__Given request__: Wherever the word "Fixation" shows up in a line, please copy that line.

__Entries shown__:

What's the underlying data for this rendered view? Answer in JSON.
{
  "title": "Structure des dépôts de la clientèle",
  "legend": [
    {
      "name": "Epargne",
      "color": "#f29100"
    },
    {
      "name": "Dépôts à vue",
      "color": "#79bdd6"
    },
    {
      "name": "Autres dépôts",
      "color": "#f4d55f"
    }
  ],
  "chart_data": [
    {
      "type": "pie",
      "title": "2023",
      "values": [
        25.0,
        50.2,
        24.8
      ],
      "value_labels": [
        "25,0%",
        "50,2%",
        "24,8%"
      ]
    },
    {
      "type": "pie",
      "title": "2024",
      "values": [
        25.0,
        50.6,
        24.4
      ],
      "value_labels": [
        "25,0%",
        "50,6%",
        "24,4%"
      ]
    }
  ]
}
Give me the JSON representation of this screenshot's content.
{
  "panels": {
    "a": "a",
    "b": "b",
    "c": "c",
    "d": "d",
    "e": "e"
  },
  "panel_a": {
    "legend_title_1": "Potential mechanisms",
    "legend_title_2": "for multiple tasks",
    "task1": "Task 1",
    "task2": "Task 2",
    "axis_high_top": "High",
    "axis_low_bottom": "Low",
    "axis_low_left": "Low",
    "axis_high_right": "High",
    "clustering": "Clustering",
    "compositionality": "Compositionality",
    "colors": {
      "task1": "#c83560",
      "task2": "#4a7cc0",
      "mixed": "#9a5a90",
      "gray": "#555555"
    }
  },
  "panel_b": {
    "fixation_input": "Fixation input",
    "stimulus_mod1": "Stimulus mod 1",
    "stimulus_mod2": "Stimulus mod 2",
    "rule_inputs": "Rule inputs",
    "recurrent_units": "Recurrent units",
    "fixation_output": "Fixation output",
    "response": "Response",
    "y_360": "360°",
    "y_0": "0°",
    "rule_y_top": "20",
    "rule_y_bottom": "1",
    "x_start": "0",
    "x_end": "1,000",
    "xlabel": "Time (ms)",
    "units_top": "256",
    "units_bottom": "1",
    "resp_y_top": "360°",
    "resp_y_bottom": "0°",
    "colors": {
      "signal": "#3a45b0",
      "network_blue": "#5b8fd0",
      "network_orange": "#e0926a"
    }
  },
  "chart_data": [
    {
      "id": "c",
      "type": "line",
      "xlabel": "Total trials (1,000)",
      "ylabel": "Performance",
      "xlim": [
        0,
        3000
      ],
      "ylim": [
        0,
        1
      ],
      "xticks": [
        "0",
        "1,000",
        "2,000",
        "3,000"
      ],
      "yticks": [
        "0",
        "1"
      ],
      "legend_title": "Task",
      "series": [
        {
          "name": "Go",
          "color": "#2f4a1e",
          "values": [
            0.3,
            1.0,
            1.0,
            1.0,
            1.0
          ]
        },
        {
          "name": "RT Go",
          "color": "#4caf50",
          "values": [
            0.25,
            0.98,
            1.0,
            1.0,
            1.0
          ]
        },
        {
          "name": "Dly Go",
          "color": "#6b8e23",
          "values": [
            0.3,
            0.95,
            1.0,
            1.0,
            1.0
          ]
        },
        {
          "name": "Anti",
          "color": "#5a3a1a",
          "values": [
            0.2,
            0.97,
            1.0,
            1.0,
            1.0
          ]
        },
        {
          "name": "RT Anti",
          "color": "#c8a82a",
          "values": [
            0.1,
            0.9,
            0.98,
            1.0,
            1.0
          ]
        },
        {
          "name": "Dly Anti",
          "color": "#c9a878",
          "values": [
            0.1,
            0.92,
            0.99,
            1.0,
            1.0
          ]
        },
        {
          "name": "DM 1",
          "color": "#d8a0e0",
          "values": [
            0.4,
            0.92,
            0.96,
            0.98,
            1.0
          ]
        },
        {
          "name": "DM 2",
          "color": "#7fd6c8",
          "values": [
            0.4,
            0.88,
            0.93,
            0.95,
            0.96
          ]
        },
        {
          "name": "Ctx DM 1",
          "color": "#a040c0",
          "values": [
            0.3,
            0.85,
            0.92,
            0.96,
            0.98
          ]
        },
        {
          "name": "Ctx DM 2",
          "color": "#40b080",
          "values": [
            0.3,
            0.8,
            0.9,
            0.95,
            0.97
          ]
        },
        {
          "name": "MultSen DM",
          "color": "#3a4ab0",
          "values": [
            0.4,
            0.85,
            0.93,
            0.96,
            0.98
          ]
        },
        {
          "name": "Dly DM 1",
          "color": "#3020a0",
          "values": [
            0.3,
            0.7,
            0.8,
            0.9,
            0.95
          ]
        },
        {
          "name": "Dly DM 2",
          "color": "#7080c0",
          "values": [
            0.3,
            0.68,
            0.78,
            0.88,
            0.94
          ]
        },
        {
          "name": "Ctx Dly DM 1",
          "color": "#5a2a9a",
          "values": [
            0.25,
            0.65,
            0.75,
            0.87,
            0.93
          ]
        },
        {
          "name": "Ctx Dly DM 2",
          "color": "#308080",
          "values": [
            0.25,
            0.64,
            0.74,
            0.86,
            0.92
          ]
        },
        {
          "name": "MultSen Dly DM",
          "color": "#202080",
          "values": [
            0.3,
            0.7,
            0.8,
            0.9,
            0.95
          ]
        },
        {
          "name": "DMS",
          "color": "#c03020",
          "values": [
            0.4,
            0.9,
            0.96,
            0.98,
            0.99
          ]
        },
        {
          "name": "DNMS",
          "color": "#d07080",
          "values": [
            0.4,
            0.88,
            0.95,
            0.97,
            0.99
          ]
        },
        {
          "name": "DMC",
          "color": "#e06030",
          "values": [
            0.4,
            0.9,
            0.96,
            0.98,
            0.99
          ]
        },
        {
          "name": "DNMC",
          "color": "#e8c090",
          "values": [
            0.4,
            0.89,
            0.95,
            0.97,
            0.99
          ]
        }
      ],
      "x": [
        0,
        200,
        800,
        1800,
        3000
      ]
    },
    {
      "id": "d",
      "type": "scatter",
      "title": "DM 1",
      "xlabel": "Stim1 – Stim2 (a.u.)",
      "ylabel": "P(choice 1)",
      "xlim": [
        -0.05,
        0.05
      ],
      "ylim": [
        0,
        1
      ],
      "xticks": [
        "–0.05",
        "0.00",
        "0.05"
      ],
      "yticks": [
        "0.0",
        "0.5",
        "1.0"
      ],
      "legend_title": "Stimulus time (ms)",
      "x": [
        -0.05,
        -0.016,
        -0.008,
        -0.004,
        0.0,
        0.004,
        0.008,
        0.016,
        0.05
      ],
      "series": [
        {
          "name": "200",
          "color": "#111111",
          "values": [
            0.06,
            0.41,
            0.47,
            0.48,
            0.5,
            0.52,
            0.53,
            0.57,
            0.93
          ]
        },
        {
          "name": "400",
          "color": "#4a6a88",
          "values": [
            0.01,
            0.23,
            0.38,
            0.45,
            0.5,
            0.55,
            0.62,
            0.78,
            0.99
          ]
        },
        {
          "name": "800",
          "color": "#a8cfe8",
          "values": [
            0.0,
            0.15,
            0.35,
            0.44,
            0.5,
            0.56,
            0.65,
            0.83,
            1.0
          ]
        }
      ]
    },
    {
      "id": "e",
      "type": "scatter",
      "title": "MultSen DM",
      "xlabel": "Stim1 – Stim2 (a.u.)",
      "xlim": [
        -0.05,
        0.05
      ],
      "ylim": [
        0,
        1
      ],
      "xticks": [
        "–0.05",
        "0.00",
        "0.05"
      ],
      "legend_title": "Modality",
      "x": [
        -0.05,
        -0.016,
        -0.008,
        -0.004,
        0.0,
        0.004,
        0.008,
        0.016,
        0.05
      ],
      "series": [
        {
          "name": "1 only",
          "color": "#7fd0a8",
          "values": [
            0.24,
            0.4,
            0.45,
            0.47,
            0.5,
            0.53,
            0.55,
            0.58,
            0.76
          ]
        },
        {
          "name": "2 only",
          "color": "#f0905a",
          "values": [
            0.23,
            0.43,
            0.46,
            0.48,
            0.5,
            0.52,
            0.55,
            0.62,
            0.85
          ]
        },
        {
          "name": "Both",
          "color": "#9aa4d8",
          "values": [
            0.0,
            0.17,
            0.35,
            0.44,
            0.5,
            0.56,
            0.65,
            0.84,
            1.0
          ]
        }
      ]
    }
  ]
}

__Exercise solution__:
    "fixation_input": "Fixation input",
    "fixation_output": "Fixation output",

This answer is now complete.